> _Task statement_
Repeat the following lines exactly and nothing else: the line containing "Read this page and output its text content." and each line after it through the end of the listing.
□ □ □
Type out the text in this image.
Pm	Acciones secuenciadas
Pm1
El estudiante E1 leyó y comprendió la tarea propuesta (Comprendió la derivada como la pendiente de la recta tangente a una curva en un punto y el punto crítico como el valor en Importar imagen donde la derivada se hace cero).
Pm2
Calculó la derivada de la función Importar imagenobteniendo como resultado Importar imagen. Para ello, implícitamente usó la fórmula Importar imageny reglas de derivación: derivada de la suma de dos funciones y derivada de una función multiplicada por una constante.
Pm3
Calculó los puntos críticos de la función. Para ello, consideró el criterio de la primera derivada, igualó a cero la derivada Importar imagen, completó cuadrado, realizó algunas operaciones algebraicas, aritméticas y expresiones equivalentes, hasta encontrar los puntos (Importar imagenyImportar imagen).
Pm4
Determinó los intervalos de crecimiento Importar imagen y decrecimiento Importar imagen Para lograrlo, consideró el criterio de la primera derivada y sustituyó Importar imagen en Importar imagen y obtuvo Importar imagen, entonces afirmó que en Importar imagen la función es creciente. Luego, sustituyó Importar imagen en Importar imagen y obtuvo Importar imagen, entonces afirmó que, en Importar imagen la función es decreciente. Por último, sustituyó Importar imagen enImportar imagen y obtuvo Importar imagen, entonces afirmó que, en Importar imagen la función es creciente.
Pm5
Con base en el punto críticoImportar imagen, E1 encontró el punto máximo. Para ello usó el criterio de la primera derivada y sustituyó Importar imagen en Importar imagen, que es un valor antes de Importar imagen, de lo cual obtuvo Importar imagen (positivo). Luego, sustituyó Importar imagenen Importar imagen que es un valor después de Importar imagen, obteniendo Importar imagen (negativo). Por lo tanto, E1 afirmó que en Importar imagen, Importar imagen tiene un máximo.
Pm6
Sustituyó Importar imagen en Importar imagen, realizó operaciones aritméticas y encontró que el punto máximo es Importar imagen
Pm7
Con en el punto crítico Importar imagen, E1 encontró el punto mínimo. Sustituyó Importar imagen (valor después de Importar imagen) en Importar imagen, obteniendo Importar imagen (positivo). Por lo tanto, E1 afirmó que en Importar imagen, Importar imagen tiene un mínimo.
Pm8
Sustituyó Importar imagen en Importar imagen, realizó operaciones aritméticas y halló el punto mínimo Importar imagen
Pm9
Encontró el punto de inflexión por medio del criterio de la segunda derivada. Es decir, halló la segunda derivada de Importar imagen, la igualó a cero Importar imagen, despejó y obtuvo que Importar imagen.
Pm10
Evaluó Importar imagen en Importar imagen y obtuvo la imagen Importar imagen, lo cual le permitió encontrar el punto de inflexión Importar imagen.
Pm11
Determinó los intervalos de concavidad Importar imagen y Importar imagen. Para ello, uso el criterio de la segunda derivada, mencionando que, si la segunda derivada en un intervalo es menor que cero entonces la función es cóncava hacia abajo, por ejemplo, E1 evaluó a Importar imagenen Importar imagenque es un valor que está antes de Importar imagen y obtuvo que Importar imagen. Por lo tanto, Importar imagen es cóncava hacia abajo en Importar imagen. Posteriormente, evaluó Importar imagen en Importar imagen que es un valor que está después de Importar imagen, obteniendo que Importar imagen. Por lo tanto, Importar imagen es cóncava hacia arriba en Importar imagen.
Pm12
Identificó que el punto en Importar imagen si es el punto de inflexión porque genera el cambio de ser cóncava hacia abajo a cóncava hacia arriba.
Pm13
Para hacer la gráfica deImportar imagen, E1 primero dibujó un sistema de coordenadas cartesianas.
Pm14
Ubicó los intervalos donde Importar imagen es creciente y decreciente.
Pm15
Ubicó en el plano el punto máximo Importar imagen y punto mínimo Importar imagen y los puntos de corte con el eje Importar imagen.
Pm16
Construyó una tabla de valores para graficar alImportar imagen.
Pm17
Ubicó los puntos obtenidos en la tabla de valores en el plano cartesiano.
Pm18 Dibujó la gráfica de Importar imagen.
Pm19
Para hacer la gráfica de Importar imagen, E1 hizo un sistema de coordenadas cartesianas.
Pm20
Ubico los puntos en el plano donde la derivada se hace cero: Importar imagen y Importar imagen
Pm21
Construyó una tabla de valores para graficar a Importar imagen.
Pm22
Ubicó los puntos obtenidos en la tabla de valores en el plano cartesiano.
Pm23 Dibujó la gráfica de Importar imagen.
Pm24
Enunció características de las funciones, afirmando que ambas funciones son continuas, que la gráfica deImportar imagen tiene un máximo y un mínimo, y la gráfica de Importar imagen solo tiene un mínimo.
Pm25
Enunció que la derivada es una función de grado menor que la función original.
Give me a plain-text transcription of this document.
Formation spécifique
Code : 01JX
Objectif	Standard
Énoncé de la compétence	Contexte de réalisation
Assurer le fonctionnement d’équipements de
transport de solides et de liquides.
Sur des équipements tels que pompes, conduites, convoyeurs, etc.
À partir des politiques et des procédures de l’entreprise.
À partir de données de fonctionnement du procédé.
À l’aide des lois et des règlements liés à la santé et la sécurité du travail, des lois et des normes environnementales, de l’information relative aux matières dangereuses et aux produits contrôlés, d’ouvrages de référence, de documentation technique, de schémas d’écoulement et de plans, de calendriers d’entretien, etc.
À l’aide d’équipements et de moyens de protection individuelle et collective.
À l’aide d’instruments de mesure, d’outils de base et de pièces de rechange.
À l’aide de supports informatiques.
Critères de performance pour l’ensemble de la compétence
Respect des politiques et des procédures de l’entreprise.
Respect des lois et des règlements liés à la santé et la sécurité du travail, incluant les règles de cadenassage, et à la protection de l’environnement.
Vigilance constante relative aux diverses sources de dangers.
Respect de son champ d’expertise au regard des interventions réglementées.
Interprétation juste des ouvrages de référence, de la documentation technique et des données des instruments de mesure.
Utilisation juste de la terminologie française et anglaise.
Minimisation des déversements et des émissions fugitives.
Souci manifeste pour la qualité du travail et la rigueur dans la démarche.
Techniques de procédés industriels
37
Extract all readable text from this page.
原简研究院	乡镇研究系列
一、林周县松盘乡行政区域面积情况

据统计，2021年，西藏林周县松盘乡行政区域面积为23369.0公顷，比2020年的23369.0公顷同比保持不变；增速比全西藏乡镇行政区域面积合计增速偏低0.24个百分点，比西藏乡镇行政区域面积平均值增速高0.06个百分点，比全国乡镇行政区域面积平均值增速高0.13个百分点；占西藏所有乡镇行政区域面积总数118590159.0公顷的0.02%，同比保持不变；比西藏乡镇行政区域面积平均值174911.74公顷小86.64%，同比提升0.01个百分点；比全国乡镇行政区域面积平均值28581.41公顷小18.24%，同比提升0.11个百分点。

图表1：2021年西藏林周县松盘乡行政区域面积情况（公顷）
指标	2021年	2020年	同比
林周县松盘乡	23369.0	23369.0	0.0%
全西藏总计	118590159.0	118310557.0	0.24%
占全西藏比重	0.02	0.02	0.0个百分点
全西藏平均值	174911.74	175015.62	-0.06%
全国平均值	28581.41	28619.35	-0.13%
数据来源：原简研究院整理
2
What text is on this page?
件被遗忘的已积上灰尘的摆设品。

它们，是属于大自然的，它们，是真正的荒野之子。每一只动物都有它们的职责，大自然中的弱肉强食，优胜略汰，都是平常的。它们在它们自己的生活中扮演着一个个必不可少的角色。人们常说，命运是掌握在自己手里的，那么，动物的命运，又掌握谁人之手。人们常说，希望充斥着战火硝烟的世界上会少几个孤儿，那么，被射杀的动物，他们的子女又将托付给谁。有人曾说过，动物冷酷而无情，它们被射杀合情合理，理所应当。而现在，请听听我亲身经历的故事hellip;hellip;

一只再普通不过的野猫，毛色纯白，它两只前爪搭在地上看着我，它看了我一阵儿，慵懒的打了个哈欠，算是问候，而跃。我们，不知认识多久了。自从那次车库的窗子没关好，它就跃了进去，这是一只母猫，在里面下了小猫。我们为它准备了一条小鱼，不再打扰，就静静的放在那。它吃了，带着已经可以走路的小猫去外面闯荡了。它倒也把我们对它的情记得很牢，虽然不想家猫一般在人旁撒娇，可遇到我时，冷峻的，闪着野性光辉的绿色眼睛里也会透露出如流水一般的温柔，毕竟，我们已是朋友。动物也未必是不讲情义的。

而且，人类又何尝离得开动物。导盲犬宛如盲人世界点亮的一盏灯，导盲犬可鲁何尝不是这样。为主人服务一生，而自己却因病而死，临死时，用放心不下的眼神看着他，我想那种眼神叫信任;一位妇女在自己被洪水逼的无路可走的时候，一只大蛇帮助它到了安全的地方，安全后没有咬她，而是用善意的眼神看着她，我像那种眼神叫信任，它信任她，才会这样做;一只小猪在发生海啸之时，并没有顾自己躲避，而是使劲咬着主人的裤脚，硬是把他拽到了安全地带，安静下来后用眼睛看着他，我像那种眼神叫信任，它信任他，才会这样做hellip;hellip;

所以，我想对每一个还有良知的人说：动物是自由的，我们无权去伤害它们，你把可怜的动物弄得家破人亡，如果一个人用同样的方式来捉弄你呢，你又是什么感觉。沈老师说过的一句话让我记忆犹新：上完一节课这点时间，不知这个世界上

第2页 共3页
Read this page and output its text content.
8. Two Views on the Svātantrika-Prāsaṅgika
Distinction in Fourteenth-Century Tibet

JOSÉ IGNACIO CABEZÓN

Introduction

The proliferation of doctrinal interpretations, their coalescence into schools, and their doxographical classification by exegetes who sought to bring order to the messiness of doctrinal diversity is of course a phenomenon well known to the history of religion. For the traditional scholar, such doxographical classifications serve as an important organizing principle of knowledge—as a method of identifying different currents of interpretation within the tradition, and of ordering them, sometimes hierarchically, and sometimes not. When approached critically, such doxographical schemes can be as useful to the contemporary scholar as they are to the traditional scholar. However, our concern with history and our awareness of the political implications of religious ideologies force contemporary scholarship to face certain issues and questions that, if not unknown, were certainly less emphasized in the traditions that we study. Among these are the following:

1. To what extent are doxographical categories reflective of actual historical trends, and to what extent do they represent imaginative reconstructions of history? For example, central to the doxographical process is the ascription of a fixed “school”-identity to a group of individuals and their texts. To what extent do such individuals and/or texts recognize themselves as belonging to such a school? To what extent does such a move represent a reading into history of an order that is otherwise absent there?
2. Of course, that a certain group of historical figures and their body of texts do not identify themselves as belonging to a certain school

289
□ □ □
> _Complete output_
Read this page and output its text content.
8. Two Views on the Svātantrika-Prāsaṅgika
Distinction in Fourteenth-Century Tibet

JOSÉ IGNACIO CABEZÓN

Introduction

The proliferation of doctrinal interpretations, their coalescence into schools, and their doxographical classification by exegetes who sought to bring order to the messiness of doctrinal diversity is of course a phenomenon well known to the history of religion. For the traditional scholar, such doxographical classifications serve as an important organizing principle of knowledge—as a method of identifying different currents of interpretation within the tradition, and of ordering them, sometimes hierarchically, and sometimes not. When approached critically, such doxographical schemes can be as useful to the contemporary scholar as they are to the traditional scholar. However, our concern with history and our awareness of the political implications of religious ideologies force contemporary scholarship to face certain issues and questions that, if not unknown, were certainly less emphasized in the traditions that we study. Among these are the following:

1. To what extent are doxographical categories reflective of actual historical trends, and to what extent do they represent imaginative reconstructions of history? For example, central to the doxographical process is the ascription of a fixed “school”-identity to a group of individuals and their texts. To what extent do such individuals and/or texts recognize themselves as belonging to such a school? To what extent does such a move represent a reading into history of an order that is otherwise absent there?
2. Of course, that a certain group of historical figures and their body of texts do not identify themselves as belonging to a certain school

289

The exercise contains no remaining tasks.